### Work to complete
Copy each line from the records below in which the word "value" is found.

Source information START

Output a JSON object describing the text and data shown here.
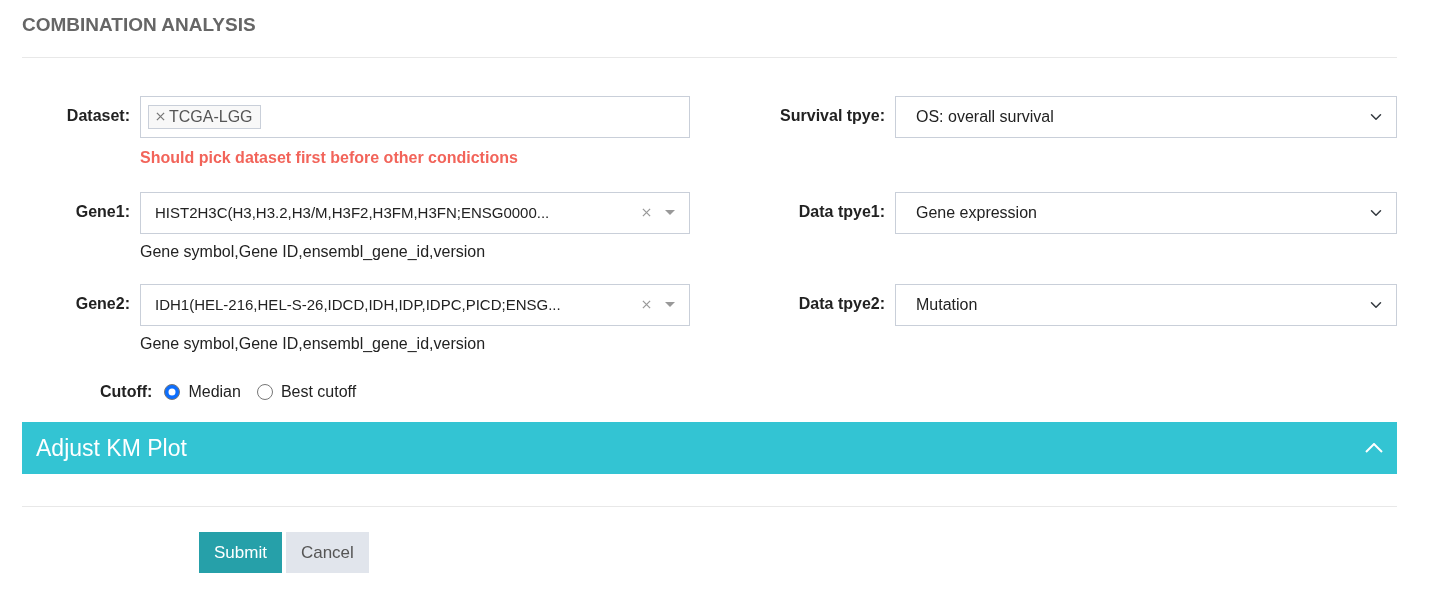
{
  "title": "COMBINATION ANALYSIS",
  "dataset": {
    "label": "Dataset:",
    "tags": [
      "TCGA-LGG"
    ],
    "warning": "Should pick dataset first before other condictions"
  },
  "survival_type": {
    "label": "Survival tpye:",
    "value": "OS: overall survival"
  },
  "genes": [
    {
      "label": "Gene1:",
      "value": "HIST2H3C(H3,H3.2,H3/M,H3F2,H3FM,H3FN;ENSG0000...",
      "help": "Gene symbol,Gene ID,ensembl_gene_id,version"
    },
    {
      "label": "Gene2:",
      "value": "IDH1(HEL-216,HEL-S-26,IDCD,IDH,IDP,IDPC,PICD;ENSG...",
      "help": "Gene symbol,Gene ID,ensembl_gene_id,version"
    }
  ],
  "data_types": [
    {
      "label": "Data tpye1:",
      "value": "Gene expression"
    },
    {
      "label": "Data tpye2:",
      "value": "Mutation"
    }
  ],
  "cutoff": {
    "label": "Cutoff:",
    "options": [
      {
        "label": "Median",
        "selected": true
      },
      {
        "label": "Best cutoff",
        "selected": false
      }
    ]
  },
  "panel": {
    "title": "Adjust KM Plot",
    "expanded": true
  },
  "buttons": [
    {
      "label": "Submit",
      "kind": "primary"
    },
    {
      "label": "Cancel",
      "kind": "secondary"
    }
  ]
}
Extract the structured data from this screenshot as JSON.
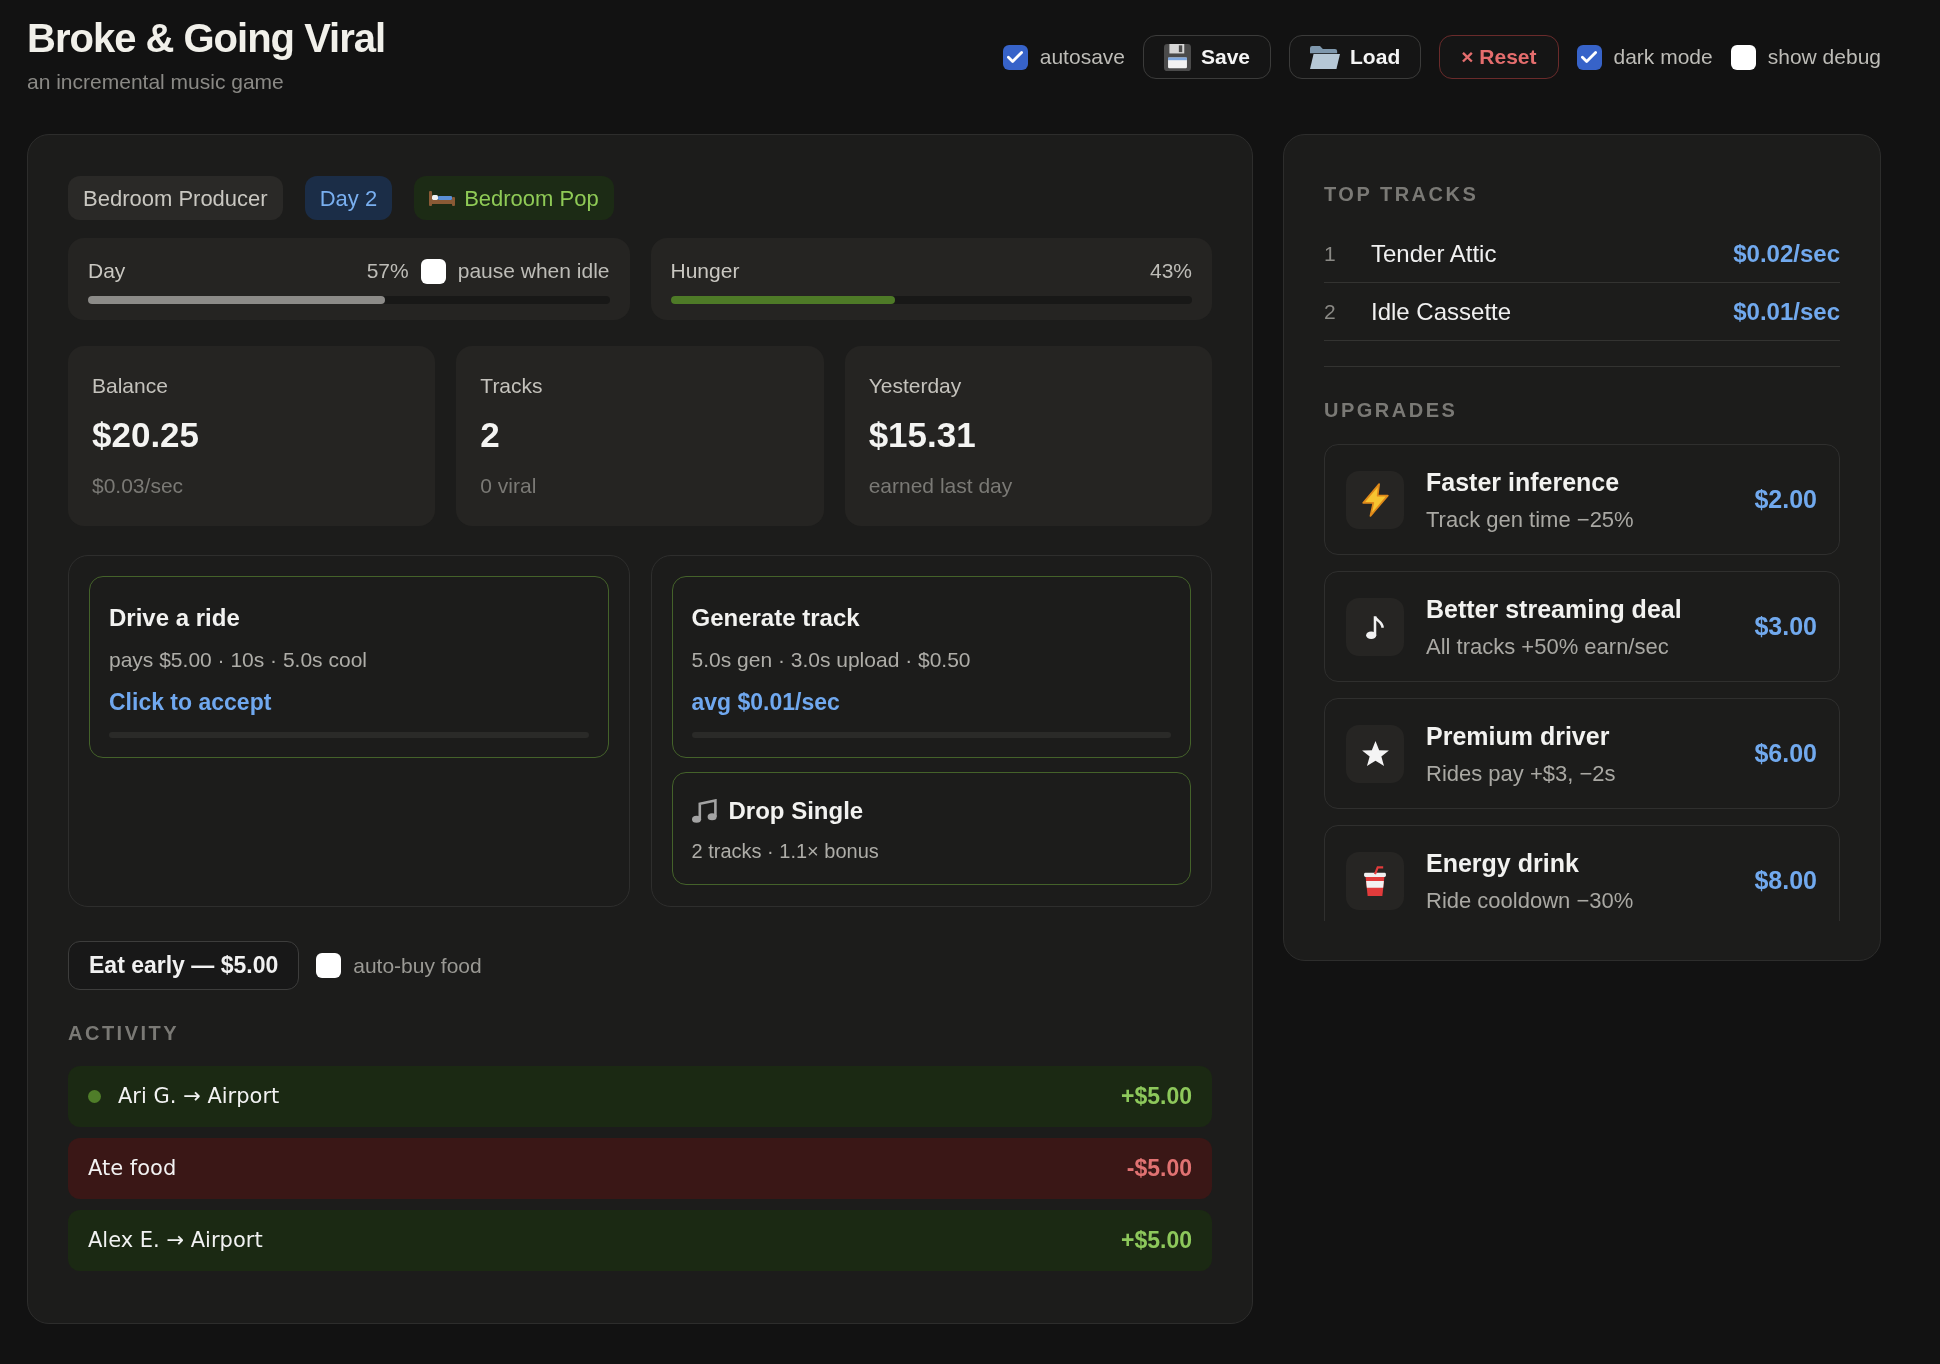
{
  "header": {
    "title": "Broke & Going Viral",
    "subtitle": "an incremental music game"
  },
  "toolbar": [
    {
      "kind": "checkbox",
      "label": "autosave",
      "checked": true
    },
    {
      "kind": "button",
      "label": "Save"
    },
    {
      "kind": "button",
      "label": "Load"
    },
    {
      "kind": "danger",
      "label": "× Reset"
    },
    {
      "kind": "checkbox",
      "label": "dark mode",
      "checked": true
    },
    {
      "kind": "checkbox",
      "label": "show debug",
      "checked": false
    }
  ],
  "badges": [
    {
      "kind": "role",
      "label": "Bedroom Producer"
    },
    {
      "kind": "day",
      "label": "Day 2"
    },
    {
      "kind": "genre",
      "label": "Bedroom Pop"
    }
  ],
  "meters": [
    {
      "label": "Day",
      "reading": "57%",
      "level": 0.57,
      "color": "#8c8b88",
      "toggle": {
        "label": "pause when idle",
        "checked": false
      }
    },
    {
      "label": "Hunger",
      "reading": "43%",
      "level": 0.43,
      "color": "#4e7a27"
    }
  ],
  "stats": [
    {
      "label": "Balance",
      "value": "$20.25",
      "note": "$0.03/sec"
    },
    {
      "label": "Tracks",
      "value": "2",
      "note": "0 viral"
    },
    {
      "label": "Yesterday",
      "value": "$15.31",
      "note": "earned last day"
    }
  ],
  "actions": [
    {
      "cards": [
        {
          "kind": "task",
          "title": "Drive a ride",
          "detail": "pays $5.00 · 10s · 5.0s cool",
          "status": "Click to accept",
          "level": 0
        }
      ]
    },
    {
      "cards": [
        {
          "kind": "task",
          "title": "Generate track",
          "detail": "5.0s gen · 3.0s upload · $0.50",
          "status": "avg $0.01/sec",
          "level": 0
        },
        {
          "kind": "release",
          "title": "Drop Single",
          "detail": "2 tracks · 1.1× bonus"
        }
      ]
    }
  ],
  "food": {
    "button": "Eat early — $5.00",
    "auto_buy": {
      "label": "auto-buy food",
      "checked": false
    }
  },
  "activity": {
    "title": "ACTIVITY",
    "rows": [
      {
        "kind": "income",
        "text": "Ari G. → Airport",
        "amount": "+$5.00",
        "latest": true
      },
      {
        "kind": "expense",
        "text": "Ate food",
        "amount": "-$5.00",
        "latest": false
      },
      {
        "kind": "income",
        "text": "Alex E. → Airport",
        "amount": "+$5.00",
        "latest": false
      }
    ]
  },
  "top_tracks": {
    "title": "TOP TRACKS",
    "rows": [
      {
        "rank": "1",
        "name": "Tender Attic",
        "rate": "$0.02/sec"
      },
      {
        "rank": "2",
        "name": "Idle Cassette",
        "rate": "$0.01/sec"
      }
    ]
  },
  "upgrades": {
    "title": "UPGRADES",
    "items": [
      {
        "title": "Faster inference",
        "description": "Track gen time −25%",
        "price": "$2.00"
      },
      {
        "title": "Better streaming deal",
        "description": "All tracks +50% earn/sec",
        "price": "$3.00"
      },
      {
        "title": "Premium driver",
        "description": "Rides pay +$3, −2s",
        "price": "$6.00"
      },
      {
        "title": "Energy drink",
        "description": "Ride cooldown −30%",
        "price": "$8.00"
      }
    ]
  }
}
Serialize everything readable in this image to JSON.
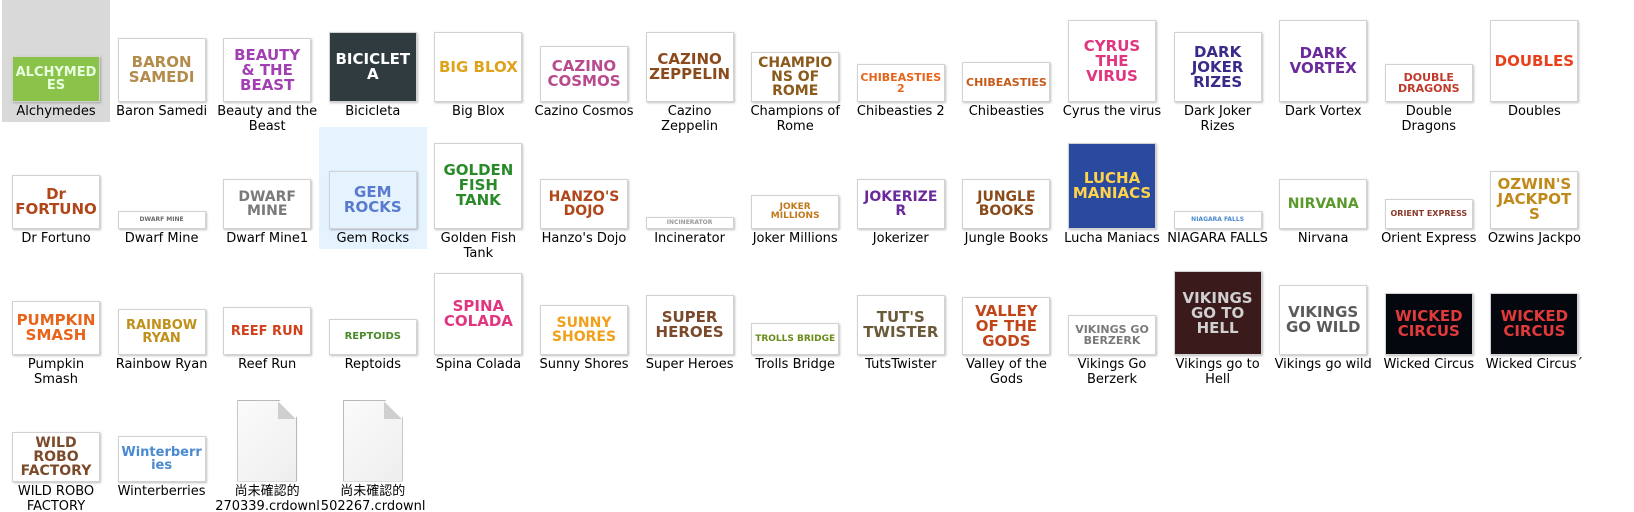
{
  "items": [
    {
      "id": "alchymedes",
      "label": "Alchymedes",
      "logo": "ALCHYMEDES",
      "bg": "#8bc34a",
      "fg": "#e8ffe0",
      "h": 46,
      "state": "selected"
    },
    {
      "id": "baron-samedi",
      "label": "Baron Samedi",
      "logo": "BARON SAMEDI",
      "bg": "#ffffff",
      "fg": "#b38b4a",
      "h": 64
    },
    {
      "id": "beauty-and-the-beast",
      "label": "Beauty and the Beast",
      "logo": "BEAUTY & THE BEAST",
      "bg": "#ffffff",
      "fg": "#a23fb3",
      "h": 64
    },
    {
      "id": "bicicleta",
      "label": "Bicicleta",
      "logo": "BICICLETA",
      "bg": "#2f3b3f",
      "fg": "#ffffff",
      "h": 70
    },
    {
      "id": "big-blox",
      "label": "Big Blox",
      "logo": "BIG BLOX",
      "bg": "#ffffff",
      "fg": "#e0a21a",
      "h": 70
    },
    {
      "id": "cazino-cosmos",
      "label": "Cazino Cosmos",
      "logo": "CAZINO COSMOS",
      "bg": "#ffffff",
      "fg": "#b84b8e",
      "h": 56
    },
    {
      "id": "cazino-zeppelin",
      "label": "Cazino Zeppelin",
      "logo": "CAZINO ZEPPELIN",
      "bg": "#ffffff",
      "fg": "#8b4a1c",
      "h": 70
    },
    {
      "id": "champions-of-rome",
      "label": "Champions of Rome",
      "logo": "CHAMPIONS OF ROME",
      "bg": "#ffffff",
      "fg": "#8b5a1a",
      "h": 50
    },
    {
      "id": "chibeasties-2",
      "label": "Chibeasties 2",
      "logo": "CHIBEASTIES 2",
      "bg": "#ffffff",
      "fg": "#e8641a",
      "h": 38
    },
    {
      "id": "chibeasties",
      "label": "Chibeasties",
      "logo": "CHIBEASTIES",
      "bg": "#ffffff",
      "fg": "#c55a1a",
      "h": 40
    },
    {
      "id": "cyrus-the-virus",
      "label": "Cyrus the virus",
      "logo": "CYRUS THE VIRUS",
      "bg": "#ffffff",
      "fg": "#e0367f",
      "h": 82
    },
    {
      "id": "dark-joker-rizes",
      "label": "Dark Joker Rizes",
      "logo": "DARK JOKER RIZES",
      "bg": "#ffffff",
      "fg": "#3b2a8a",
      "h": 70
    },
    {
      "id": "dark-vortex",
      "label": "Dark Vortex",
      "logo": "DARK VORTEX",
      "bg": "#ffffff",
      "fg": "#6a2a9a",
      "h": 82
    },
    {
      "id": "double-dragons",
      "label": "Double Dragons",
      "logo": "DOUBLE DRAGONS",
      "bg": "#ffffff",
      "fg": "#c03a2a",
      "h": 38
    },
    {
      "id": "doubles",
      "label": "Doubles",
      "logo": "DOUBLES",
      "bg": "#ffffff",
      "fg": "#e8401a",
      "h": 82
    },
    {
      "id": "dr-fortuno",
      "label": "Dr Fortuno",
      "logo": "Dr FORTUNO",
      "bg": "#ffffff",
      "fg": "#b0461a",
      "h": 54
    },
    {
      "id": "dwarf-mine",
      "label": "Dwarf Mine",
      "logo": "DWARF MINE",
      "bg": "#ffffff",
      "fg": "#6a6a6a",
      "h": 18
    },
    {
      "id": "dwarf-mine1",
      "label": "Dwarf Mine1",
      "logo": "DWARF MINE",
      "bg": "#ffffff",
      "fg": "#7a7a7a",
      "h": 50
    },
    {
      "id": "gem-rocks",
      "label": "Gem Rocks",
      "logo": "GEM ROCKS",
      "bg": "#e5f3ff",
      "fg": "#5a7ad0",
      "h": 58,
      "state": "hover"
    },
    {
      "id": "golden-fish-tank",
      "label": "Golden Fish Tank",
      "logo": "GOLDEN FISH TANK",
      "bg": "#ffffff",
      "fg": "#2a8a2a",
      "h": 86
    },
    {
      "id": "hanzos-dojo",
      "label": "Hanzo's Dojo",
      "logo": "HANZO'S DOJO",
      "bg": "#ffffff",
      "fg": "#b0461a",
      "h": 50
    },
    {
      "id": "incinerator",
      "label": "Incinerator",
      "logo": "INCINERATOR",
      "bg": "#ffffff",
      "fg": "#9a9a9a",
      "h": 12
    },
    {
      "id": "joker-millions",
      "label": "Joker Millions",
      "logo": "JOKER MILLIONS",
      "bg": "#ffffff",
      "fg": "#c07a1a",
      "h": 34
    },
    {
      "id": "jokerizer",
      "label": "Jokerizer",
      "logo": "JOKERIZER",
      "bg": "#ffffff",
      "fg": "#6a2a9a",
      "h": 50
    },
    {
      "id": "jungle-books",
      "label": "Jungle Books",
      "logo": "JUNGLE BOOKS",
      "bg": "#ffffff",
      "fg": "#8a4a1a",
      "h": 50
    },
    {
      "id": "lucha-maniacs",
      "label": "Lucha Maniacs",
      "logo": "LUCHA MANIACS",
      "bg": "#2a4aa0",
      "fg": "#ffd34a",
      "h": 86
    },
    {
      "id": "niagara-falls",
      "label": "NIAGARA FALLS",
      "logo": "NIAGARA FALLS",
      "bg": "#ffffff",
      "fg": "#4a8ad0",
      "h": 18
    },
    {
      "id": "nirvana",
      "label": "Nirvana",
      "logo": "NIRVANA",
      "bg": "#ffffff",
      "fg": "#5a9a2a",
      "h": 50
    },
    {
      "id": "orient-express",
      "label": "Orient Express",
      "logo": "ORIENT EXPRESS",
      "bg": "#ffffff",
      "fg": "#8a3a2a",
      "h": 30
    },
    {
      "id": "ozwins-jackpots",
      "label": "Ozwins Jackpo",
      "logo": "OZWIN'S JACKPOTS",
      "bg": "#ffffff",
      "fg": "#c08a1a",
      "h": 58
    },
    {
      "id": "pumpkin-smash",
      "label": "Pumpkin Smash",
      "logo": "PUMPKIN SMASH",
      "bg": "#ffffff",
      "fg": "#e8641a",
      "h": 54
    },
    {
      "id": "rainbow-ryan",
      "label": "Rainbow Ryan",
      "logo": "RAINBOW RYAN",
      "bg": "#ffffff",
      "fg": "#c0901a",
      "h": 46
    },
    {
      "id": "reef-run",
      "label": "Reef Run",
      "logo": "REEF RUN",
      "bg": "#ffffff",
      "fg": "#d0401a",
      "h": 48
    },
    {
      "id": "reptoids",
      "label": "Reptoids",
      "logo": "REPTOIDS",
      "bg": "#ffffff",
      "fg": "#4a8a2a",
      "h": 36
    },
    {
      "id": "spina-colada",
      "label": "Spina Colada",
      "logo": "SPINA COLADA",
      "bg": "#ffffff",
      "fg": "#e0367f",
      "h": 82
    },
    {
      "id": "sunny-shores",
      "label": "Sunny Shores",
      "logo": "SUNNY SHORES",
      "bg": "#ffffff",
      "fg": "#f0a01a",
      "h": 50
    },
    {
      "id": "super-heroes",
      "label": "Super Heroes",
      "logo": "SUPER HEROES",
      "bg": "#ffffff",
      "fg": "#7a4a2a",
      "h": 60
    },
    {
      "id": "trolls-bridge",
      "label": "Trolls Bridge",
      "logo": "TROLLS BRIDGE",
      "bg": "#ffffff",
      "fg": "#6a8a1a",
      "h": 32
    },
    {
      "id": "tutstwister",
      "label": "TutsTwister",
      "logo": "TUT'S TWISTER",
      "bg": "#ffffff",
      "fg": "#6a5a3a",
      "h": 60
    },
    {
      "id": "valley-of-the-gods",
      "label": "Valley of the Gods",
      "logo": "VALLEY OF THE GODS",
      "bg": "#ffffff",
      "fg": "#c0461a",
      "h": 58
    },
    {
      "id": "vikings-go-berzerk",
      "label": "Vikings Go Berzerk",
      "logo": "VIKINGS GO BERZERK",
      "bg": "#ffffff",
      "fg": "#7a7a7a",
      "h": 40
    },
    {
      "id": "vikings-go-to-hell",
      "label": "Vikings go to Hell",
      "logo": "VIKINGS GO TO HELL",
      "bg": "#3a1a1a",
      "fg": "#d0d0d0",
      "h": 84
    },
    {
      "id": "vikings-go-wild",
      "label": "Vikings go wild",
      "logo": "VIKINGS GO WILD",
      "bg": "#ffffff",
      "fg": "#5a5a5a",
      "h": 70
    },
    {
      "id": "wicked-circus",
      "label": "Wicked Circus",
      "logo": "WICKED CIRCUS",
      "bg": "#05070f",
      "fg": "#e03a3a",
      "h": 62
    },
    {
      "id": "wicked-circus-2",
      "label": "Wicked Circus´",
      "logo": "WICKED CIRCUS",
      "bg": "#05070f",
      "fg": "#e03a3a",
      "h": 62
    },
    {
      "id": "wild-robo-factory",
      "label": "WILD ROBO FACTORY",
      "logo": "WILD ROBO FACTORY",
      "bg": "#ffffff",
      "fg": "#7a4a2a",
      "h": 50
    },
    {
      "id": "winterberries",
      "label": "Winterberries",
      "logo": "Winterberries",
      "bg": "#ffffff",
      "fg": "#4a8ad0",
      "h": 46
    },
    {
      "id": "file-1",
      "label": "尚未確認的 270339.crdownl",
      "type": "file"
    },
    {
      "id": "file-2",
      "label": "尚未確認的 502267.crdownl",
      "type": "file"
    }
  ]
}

Source information END

### Answer space
    "value": "OS: overall survival"
      "value": "HIST2H3C(H3,H3.2,H3/M,H3F2,H3FM,H3FN;ENSG0000...",
      "value": "IDH1(HEL-216,HEL-S-26,IDCD,IDH,IDP,IDPC,PICD;ENSG...",
      "value": "Gene expression"
      "value": "Mutation"
      "value": "$20.25",
      "value": "2",
      "value": "$15.31",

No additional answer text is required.